WORK TO COMPLETE>
Your answer must be a single number: how many lines of the data include "ncRNA".

☆ ☆ ☆

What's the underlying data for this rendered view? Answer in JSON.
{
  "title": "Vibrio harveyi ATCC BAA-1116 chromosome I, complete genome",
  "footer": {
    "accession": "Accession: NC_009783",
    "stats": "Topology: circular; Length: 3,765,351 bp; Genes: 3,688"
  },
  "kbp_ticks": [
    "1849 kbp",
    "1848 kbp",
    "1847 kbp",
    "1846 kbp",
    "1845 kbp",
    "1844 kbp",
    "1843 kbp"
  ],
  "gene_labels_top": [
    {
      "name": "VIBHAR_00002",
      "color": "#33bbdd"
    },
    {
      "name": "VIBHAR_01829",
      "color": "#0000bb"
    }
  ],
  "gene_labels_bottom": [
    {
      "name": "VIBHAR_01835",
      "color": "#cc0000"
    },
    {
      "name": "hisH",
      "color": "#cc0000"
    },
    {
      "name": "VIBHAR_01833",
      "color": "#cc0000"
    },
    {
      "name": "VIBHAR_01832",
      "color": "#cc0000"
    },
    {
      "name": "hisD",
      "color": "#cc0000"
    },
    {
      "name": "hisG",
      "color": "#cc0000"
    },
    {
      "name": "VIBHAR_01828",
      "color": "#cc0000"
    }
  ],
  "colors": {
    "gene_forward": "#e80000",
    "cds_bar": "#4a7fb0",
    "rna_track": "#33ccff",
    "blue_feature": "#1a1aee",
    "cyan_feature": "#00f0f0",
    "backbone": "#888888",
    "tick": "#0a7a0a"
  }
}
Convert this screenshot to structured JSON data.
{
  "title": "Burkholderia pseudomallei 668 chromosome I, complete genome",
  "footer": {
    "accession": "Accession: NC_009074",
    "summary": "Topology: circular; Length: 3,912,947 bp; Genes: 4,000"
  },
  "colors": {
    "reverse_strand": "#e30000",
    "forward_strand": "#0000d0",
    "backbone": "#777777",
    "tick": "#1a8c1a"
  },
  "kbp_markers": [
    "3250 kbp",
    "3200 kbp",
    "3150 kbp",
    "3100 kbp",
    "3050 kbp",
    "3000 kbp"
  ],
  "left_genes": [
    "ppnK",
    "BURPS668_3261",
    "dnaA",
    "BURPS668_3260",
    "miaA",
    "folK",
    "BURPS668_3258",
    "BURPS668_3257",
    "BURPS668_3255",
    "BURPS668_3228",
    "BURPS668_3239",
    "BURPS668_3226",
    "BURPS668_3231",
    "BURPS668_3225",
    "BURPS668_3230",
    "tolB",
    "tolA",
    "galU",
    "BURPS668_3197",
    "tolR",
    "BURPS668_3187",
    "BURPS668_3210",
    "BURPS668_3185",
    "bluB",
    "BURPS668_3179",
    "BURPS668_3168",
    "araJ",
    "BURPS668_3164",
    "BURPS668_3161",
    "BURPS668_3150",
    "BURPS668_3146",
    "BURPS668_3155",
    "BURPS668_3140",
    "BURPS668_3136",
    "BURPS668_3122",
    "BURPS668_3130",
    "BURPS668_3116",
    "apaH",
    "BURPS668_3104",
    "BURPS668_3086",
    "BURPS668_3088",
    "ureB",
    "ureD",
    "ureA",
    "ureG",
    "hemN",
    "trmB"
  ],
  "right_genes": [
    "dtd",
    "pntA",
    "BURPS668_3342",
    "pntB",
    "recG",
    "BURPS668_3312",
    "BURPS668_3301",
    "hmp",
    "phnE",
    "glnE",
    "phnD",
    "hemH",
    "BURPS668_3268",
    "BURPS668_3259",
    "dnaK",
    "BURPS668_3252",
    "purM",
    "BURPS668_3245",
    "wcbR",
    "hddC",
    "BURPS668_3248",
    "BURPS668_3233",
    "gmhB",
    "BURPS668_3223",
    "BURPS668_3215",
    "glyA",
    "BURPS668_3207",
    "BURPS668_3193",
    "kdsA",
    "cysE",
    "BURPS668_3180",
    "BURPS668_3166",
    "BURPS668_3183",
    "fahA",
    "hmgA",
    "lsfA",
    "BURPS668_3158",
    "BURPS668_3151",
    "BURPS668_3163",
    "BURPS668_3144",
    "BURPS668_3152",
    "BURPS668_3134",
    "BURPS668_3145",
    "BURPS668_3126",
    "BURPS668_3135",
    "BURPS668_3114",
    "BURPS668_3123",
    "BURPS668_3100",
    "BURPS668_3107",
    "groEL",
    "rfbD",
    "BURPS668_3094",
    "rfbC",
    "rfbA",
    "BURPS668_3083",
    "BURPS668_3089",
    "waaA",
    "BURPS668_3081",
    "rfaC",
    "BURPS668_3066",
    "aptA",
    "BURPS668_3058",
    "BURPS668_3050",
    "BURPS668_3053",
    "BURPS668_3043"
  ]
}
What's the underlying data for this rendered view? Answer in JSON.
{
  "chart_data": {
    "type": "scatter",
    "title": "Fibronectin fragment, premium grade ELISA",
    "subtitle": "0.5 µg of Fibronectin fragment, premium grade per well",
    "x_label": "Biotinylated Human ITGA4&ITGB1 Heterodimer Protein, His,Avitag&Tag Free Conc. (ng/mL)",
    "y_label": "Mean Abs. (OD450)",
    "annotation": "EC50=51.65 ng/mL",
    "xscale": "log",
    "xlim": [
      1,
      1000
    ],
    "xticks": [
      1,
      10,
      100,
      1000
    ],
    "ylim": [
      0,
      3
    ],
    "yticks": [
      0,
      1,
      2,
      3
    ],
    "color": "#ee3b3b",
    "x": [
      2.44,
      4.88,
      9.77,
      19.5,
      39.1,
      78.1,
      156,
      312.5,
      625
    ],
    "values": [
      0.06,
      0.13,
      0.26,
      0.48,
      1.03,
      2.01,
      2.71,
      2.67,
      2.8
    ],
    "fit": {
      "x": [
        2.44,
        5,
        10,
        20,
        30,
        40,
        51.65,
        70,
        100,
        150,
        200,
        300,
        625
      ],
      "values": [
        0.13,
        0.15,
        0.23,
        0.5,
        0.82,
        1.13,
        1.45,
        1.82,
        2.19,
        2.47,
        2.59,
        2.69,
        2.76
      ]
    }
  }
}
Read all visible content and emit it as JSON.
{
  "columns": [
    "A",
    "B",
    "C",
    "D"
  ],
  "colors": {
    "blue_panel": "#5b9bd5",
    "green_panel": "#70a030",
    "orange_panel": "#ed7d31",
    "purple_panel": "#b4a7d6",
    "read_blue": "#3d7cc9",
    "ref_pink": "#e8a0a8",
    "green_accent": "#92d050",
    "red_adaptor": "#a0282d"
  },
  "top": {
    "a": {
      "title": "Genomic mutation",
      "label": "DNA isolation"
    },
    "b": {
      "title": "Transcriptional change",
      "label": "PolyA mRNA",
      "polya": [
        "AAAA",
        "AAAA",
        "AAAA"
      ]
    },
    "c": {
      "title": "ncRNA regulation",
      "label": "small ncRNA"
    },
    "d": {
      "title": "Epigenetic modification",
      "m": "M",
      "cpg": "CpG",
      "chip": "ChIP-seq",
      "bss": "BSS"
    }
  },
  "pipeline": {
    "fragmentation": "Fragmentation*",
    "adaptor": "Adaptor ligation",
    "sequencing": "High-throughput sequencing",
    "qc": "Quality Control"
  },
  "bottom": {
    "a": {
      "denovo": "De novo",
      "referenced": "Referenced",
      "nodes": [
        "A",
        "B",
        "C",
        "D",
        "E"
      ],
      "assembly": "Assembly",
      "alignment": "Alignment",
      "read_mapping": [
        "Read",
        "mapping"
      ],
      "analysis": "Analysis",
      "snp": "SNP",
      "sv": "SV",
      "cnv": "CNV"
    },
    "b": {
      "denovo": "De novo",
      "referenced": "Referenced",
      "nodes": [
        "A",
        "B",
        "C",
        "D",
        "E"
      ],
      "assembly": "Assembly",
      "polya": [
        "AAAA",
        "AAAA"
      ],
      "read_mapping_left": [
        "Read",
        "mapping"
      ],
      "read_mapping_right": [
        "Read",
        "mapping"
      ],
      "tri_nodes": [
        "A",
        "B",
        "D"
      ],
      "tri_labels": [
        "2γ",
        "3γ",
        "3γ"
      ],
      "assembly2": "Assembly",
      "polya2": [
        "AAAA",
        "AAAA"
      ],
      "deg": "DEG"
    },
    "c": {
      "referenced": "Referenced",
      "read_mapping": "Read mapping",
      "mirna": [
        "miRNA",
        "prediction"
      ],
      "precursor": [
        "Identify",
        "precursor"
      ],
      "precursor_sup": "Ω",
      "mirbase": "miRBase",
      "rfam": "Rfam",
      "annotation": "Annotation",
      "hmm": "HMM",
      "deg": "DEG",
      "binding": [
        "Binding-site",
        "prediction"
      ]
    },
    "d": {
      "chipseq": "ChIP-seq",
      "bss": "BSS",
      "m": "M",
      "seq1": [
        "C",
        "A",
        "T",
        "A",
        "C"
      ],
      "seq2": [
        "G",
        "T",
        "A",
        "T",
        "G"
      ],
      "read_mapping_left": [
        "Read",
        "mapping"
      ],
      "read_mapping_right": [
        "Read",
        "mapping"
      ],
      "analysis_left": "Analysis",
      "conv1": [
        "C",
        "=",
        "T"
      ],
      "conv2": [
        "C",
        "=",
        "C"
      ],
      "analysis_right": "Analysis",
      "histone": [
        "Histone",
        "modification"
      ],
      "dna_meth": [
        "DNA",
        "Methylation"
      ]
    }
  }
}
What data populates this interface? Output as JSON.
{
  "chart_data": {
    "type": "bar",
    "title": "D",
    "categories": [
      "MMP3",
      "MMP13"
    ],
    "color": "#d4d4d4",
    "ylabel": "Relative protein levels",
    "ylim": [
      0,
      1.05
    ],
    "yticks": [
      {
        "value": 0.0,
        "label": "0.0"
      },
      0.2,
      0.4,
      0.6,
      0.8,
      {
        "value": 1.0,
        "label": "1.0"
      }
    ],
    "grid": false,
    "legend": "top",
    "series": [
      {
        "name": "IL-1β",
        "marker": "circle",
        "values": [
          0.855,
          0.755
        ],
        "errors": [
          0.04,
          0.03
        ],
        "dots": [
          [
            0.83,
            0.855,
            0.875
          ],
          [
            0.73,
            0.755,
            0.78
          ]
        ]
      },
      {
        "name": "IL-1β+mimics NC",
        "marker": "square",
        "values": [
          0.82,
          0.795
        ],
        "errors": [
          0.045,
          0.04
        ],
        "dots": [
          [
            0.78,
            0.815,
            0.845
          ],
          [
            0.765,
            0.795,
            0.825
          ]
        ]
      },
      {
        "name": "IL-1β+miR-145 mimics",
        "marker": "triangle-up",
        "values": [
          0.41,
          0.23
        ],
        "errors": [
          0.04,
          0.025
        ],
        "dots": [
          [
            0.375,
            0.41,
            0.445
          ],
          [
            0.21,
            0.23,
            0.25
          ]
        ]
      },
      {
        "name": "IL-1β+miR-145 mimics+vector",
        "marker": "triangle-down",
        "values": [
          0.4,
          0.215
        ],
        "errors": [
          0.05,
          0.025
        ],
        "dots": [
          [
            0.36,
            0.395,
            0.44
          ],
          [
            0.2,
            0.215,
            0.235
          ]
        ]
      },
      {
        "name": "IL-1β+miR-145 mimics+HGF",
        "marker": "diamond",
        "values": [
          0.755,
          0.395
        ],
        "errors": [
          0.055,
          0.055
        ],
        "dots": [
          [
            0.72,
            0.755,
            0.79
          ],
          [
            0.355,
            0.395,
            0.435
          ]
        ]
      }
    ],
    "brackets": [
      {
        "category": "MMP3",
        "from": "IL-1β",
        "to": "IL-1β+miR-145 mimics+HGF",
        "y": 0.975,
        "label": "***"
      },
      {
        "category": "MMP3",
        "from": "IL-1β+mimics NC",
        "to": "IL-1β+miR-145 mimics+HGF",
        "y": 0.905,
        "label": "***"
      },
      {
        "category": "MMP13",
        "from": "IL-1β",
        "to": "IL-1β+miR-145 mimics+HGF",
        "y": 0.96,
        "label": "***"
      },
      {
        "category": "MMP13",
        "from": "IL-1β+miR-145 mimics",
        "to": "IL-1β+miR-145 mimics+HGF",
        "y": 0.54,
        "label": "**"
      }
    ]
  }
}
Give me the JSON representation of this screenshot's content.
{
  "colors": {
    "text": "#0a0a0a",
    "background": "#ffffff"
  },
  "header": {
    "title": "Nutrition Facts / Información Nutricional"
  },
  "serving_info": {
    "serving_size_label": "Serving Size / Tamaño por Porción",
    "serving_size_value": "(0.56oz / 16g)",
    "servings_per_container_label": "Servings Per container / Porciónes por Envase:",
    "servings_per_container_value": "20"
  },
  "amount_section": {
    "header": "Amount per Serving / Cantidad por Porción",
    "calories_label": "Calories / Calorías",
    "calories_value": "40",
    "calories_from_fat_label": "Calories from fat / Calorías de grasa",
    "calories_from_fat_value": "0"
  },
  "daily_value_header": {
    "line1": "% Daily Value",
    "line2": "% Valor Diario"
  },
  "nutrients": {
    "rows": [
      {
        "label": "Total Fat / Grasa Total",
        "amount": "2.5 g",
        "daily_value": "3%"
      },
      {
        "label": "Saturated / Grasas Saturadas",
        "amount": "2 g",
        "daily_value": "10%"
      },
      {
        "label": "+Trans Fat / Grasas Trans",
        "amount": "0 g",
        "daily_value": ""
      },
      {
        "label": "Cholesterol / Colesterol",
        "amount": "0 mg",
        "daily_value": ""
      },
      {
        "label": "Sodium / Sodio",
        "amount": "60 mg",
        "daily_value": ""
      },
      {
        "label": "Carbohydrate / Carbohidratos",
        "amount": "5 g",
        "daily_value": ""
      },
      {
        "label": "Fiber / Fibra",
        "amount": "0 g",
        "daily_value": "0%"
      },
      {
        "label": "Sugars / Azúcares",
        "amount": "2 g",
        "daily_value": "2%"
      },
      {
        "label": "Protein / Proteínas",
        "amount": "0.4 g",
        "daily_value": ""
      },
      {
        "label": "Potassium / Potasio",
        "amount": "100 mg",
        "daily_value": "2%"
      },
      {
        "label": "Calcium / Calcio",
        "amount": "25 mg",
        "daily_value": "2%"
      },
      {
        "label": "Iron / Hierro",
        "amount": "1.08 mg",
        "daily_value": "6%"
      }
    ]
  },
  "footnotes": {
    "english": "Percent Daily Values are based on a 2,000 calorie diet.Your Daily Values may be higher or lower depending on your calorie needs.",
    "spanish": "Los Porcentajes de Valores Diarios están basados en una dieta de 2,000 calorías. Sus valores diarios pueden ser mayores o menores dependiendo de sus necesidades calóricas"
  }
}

☆ ☆ ☆

EXERCISE SOLUTION>
2